[Data listing]
━━━━━━━━
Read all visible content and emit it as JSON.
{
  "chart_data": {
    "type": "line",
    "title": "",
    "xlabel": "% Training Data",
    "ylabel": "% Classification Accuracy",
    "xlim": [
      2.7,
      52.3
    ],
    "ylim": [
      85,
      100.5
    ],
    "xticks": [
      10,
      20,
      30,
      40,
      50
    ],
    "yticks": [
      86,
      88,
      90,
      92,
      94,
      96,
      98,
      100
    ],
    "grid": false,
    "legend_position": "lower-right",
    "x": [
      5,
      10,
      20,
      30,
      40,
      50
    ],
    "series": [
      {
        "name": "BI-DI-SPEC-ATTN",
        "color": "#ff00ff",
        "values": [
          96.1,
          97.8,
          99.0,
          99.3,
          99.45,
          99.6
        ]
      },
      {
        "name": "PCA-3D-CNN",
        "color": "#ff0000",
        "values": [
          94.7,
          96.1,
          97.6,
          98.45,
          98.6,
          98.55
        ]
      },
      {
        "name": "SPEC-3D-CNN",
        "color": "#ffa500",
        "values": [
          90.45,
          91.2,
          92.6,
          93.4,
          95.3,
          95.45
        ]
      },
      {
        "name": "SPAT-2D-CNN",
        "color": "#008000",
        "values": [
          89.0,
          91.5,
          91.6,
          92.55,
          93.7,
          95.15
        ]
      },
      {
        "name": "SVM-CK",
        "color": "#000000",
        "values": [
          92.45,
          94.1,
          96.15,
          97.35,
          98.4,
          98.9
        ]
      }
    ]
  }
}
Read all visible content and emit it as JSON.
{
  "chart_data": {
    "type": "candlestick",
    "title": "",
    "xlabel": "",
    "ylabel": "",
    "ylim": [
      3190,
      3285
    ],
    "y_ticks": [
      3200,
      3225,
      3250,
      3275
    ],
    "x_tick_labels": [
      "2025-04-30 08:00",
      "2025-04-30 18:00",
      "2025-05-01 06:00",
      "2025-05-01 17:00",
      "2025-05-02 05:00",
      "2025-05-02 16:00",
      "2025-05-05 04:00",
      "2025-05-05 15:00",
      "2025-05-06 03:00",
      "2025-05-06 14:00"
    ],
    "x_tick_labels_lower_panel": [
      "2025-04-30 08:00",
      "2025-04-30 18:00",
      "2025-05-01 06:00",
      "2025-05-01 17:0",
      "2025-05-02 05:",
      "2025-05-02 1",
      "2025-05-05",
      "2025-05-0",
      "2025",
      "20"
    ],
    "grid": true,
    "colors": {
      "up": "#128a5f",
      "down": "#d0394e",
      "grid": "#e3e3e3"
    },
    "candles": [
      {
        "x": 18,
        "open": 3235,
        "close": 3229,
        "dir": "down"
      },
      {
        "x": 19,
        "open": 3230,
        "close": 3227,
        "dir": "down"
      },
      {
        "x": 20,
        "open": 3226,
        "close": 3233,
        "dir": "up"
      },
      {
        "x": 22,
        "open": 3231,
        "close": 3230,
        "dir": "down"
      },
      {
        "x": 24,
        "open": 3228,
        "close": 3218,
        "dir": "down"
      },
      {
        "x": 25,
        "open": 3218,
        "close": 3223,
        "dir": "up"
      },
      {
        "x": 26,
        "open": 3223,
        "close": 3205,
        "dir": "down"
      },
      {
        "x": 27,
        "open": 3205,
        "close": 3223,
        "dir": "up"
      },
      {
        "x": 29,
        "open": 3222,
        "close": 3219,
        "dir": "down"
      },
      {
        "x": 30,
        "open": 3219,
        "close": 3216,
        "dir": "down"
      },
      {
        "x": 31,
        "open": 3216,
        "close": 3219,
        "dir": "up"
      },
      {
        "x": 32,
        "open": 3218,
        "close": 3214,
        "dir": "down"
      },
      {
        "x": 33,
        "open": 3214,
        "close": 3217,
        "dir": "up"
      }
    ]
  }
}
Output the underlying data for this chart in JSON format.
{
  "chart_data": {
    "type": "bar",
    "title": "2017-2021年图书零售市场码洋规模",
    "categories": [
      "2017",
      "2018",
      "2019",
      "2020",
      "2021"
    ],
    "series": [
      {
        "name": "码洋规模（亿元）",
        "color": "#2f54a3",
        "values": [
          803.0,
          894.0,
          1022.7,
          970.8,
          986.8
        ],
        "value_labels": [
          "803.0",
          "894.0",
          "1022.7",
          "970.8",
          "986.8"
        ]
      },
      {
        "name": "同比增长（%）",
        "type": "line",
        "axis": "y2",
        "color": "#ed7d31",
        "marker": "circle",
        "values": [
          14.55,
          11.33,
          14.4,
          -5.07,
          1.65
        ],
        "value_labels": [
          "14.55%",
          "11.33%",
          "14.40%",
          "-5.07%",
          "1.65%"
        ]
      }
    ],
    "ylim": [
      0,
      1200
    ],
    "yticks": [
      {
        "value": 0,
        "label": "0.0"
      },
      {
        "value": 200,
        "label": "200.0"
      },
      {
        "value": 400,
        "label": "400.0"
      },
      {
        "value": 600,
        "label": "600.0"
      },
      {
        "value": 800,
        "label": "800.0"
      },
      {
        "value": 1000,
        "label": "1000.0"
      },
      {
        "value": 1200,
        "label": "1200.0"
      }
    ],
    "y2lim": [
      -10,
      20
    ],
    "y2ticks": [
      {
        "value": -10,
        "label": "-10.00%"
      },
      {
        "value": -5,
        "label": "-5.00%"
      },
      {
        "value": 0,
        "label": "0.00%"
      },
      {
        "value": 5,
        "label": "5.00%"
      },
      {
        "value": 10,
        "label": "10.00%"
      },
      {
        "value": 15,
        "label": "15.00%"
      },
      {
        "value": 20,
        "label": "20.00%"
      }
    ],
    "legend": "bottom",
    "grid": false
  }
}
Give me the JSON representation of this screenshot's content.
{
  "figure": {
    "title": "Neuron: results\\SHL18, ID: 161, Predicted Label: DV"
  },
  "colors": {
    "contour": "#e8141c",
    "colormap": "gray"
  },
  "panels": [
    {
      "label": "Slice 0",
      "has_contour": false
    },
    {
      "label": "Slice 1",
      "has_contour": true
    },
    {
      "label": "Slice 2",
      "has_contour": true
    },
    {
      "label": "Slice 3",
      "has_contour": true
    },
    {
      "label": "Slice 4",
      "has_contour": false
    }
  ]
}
━━━━━━━━
Stated task — Nothing should be changed: write out all of the data as is.

Result —
Read all visible content and emit it as JSON.
{
  "chart_data": {
    "type": "line",
    "title": "",
    "xlabel": "% Training Data",
    "ylabel": "% Classification Accuracy",
    "xlim": [
      2.7,
      52.3
    ],
    "ylim": [
      85,
      100.5
    ],
    "xticks": [
      10,
      20,
      30,
      40,
      50
    ],
    "yticks": [
      86,
      88,
      90,
      92,
      94,
      96,
      98,
      100
    ],
    "grid": false,
    "legend_position": "lower-right",
    "x": [
      5,
      10,
      20,
      30,
      40,
      50
    ],
    "series": [
      {
        "name": "BI-DI-SPEC-ATTN",
        "color": "#ff00ff",
        "values": [
          96.1,
          97.8,
          99.0,
          99.3,
          99.45,
          99.6
        ]
      },
      {
        "name": "PCA-3D-CNN",
        "color": "#ff0000",
        "values": [
          94.7,
          96.1,
          97.6,
          98.45,
          98.6,
          98.55
        ]
      },
      {
        "name": "SPEC-3D-CNN",
        "color": "#ffa500",
        "values": [
          90.45,
          91.2,
          92.6,
          93.4,
          95.3,
          95.45
        ]
      },
      {
        "name": "SPAT-2D-CNN",
        "color": "#008000",
        "values": [
          89.0,
          91.5,
          91.6,
          92.55,
          93.7,
          95.15
        ]
      },
      {
        "name": "SVM-CK",
        "color": "#000000",
        "values": [
          92.45,
          94.1,
          96.15,
          97.35,
          98.4,
          98.9
        ]
      }
    ]
  }
}
Read all visible content and emit it as JSON.
{
  "chart_data": {
    "type": "candlestick",
    "title": "",
    "xlabel": "",
    "ylabel": "",
    "ylim": [
      3190,
      3285
    ],
    "y_ticks": [
      3200,
      3225,
      3250,
      3275
    ],
    "x_tick_labels": [
      "2025-04-30 08:00",
      "2025-04-30 18:00",
      "2025-05-01 06:00",
      "2025-05-01 17:00",
      "2025-05-02 05:00",
      "2025-05-02 16:00",
      "2025-05-05 04:00",
      "2025-05-05 15:00",
      "2025-05-06 03:00",
      "2025-05-06 14:00"
    ],
    "x_tick_labels_lower_panel": [
      "2025-04-30 08:00",
      "2025-04-30 18:00",
      "2025-05-01 06:00",
      "2025-05-01 17:0",
      "2025-05-02 05:",
      "2025-05-02 1",
      "2025-05-05",
      "2025-05-0",
      "2025",
      "20"
    ],
    "grid": true,
    "colors": {
      "up": "#128a5f",
      "down": "#d0394e",
      "grid": "#e3e3e3"
    },
    "candles": [
      {
        "x": 18,
        "open": 3235,
        "close": 3229,
        "dir": "down"
      },
      {
        "x": 19,
        "open": 3230,
        "close": 3227,
        "dir": "down"
      },
      {
        "x": 20,
        "open": 3226,
        "close": 3233,
        "dir": "up"
      },
      {
        "x": 22,
        "open": 3231,
        "close": 3230,
        "dir": "down"
      },
      {
        "x": 24,
        "open": 3228,
        "close": 3218,
        "dir": "down"
      },
      {
        "x": 25,
        "open": 3218,
        "close": 3223,
        "dir": "up"
      },
      {
        "x": 26,
        "open": 3223,
        "close": 3205,
        "dir": "down"
      },
      {
        "x": 27,
        "open": 3205,
        "close": 3223,
        "dir": "up"
      },
      {
        "x": 29,
        "open": 3222,
        "close": 3219,
        "dir": "down"
      },
      {
        "x": 30,
        "open": 3219,
        "close": 3216,
        "dir": "down"
      },
      {
        "x": 31,
        "open": 3216,
        "close": 3219,
        "dir": "up"
      },
      {
        "x": 32,
        "open": 3218,
        "close": 3214,
        "dir": "down"
      },
      {
        "x": 33,
        "open": 3214,
        "close": 3217,
        "dir": "up"
      }
    ]
  }
}
Output the underlying data for this chart in JSON format.
{
  "chart_data": {
    "type": "bar",
    "title": "2017-2021年图书零售市场码洋规模",
    "categories": [
      "2017",
      "2018",
      "2019",
      "2020",
      "2021"
    ],
    "series": [
      {
        "name": "码洋规模（亿元）",
        "color": "#2f54a3",
        "values": [
          803.0,
          894.0,
          1022.7,
          970.8,
          986.8
        ],
        "value_labels": [
          "803.0",
          "894.0",
          "1022.7",
          "970.8",
          "986.8"
        ]
      },
      {
        "name": "同比增长（%）",
        "type": "line",
        "axis": "y2",
        "color": "#ed7d31",
        "marker": "circle",
        "values": [
          14.55,
          11.33,
          14.4,
          -5.07,
          1.65
        ],
        "value_labels": [
          "14.55%",
          "11.33%",
          "14.40%",
          "-5.07%",
          "1.65%"
        ]
      }
    ],
    "ylim": [
      0,
      1200
    ],
    "yticks": [
      {
        "value": 0,
        "label": "0.0"
      },
      {
        "value": 200,
        "label": "200.0"
      },
      {
        "value": 400,
        "label": "400.0"
      },
      {
        "value": 600,
        "label": "600.0"
      },
      {
        "value": 800,
        "label": "800.0"
      },
      {
        "value": 1000,
        "label": "1000.0"
      },
      {
        "value": 1200,
        "label": "1200.0"
      }
    ],
    "y2lim": [
      -10,
      20
    ],
    "y2ticks": [
      {
        "value": -10,
        "label": "-10.00%"
      },
      {
        "value": -5,
        "label": "-5.00%"
      },
      {
        "value": 0,
        "label": "0.00%"
      },
      {
        "value": 5,
        "label": "5.00%"
      },
      {
        "value": 10,
        "label": "10.00%"
      },
      {
        "value": 15,
        "label": "15.00%"
      },
      {
        "value": 20,
        "label": "20.00%"
      }
    ],
    "legend": "bottom",
    "grid": false
  }
}
Give me the JSON representation of this screenshot's content.
{
  "figure": {
    "title": "Neuron: results\\SHL18, ID: 161, Predicted Label: DV"
  },
  "colors": {
    "contour": "#e8141c",
    "colormap": "gray"
  },
  "panels": [
    {
      "label": "Slice 0",
      "has_contour": false
    },
    {
      "label": "Slice 1",
      "has_contour": true
    },
    {
      "label": "Slice 2",
      "has_contour": true
    },
    {
      "label": "Slice 3",
      "has_contour": true
    },
    {
      "label": "Slice 4",
      "has_contour": false
    }
  ]
}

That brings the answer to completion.